- **Written request**
Make an exact copy of the records, dropping all pictures.
───── Source records ─────
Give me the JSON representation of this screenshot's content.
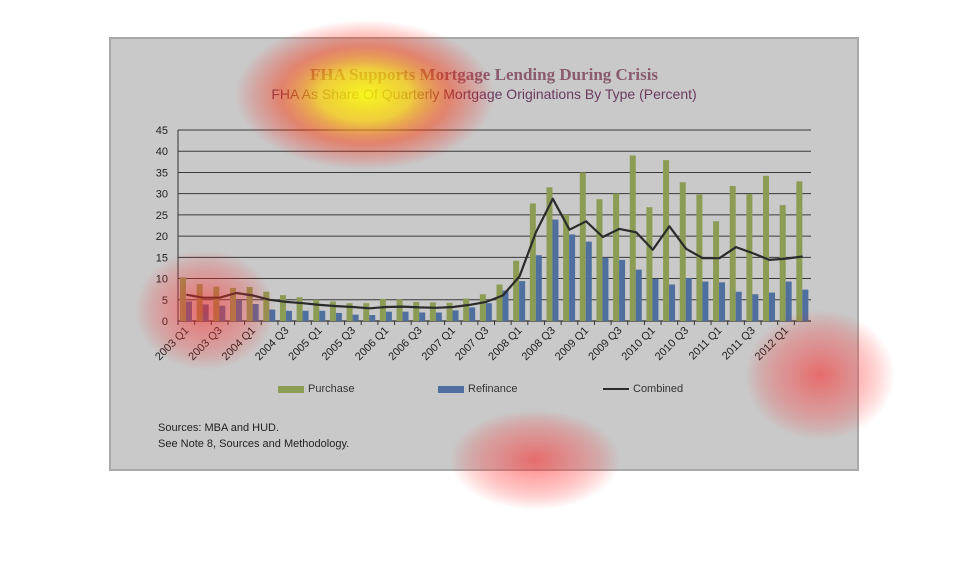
{
  "chart_data": {
    "type": "bar",
    "title": "FHA Supports Mortgage Lending During Crisis",
    "subtitle": "FHA As Share Of Quarterly Mortgage Originations By Type (Percent)",
    "ylim": [
      0,
      45
    ],
    "yticks": [
      0,
      5,
      10,
      15,
      20,
      25,
      30,
      35,
      40,
      45
    ],
    "grid": true,
    "legend_position": "bottom",
    "categories": [
      "2003 Q1",
      "2003 Q2",
      "2003 Q3",
      "2003 Q4",
      "2004 Q1",
      "2004 Q2",
      "2004 Q3",
      "2004 Q4",
      "2005 Q1",
      "2005 Q2",
      "2005 Q3",
      "2005 Q4",
      "2006 Q1",
      "2006 Q2",
      "2006 Q3",
      "2006 Q4",
      "2007 Q1",
      "2007 Q2",
      "2007 Q3",
      "2007 Q4",
      "2008 Q1",
      "2008 Q2",
      "2008 Q3",
      "2008 Q4",
      "2009 Q1",
      "2009 Q2",
      "2009 Q3",
      "2009 Q4",
      "2010 Q1",
      "2010 Q2",
      "2010 Q3",
      "2010 Q4",
      "2011 Q1",
      "2011 Q2",
      "2011 Q3",
      "2011 Q4",
      "2012 Q1",
      "2012 Q2"
    ],
    "tick_labels": [
      "2003 Q1",
      "2003 Q3",
      "2004 Q1",
      "2004 Q3",
      "2005 Q1",
      "2005 Q3",
      "2006 Q1",
      "2006 Q3",
      "2007 Q1",
      "2007 Q3",
      "2008 Q1",
      "2008 Q3",
      "2009 Q1",
      "2009 Q3",
      "2010 Q1",
      "2010 Q3",
      "2011 Q1",
      "2011 Q3",
      "2012 Q1"
    ],
    "series": [
      {
        "name": "Purchase",
        "type": "bar",
        "color": "#8c9c55",
        "values": [
          10.3,
          8.7,
          8.1,
          7.8,
          8.0,
          6.9,
          6.1,
          5.6,
          5.0,
          4.6,
          4.2,
          4.2,
          5.2,
          5.1,
          4.5,
          4.4,
          4.3,
          5.3,
          6.3,
          8.6,
          14.2,
          27.7,
          31.5,
          25.0,
          35.0,
          28.7,
          30.0,
          39.0,
          26.8,
          37.9,
          32.7,
          29.8,
          23.5,
          31.8,
          29.9,
          34.2,
          27.3,
          32.9
        ]
      },
      {
        "name": "Refinance",
        "type": "bar",
        "color": "#4f6f9f",
        "values": [
          4.6,
          3.9,
          3.6,
          4.9,
          4.0,
          2.7,
          2.4,
          2.4,
          2.4,
          1.9,
          1.5,
          1.4,
          2.2,
          2.2,
          2.0,
          2.0,
          2.5,
          3.2,
          4.2,
          7.2,
          9.4,
          15.5,
          23.9,
          20.4,
          18.7,
          14.9,
          14.4,
          12.1,
          9.9,
          8.6,
          10.1,
          9.3,
          9.1,
          6.9,
          6.3,
          6.7,
          9.3,
          7.4
        ]
      },
      {
        "name": "Combined",
        "type": "line",
        "color": "#2b2b2b",
        "values": [
          6.2,
          5.5,
          5.5,
          6.6,
          6.0,
          5.0,
          4.5,
          4.2,
          3.8,
          3.5,
          3.3,
          3.0,
          3.3,
          3.4,
          3.2,
          3.1,
          3.3,
          3.8,
          4.5,
          6.0,
          10.5,
          21.0,
          28.8,
          21.5,
          23.5,
          19.8,
          21.7,
          20.9,
          16.8,
          22.3,
          17.0,
          14.8,
          14.8,
          17.4,
          16.0,
          14.4,
          14.7,
          15.2
        ]
      }
    ]
  },
  "sources_line1": "Sources:  MBA and HUD.",
  "sources_line2": "See Note 8, Sources and Methodology."
}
─────
- **Full response**
Give me the JSON representation of this screenshot's content.
{
  "chart_data": {
    "type": "bar",
    "title": "FHA Supports Mortgage Lending During Crisis",
    "subtitle": "FHA As Share Of Quarterly Mortgage Originations By Type (Percent)",
    "ylim": [
      0,
      45
    ],
    "yticks": [
      0,
      5,
      10,
      15,
      20,
      25,
      30,
      35,
      40,
      45
    ],
    "grid": true,
    "legend_position": "bottom",
    "categories": [
      "2003 Q1",
      "2003 Q2",
      "2003 Q3",
      "2003 Q4",
      "2004 Q1",
      "2004 Q2",
      "2004 Q3",
      "2004 Q4",
      "2005 Q1",
      "2005 Q2",
      "2005 Q3",
      "2005 Q4",
      "2006 Q1",
      "2006 Q2",
      "2006 Q3",
      "2006 Q4",
      "2007 Q1",
      "2007 Q2",
      "2007 Q3",
      "2007 Q4",
      "2008 Q1",
      "2008 Q2",
      "2008 Q3",
      "2008 Q4",
      "2009 Q1",
      "2009 Q2",
      "2009 Q3",
      "2009 Q4",
      "2010 Q1",
      "2010 Q2",
      "2010 Q3",
      "2010 Q4",
      "2011 Q1",
      "2011 Q2",
      "2011 Q3",
      "2011 Q4",
      "2012 Q1",
      "2012 Q2"
    ],
    "tick_labels": [
      "2003 Q1",
      "2003 Q3",
      "2004 Q1",
      "2004 Q3",
      "2005 Q1",
      "2005 Q3",
      "2006 Q1",
      "2006 Q3",
      "2007 Q1",
      "2007 Q3",
      "2008 Q1",
      "2008 Q3",
      "2009 Q1",
      "2009 Q3",
      "2010 Q1",
      "2010 Q3",
      "2011 Q1",
      "2011 Q3",
      "2012 Q1"
    ],
    "series": [
      {
        "name": "Purchase",
        "type": "bar",
        "color": "#8c9c55",
        "values": [
          10.3,
          8.7,
          8.1,
          7.8,
          8.0,
          6.9,
          6.1,
          5.6,
          5.0,
          4.6,
          4.2,
          4.2,
          5.2,
          5.1,
          4.5,
          4.4,
          4.3,
          5.3,
          6.3,
          8.6,
          14.2,
          27.7,
          31.5,
          25.0,
          35.0,
          28.7,
          30.0,
          39.0,
          26.8,
          37.9,
          32.7,
          29.8,
          23.5,
          31.8,
          29.9,
          34.2,
          27.3,
          32.9
        ]
      },
      {
        "name": "Refinance",
        "type": "bar",
        "color": "#4f6f9f",
        "values": [
          4.6,
          3.9,
          3.6,
          4.9,
          4.0,
          2.7,
          2.4,
          2.4,
          2.4,
          1.9,
          1.5,
          1.4,
          2.2,
          2.2,
          2.0,
          2.0,
          2.5,
          3.2,
          4.2,
          7.2,
          9.4,
          15.5,
          23.9,
          20.4,
          18.7,
          14.9,
          14.4,
          12.1,
          9.9,
          8.6,
          10.1,
          9.3,
          9.1,
          6.9,
          6.3,
          6.7,
          9.3,
          7.4
        ]
      },
      {
        "name": "Combined",
        "type": "line",
        "color": "#2b2b2b",
        "values": [
          6.2,
          5.5,
          5.5,
          6.6,
          6.0,
          5.0,
          4.5,
          4.2,
          3.8,
          3.5,
          3.3,
          3.0,
          3.3,
          3.4,
          3.2,
          3.1,
          3.3,
          3.8,
          4.5,
          6.0,
          10.5,
          21.0,
          28.8,
          21.5,
          23.5,
          19.8,
          21.7,
          20.9,
          16.8,
          22.3,
          17.0,
          14.8,
          14.8,
          17.4,
          16.0,
          14.4,
          14.7,
          15.2
        ]
      }
    ]
  },
  "sources_line1": "Sources:  MBA and HUD.",
  "sources_line2": "See Note 8, Sources and Methodology."
}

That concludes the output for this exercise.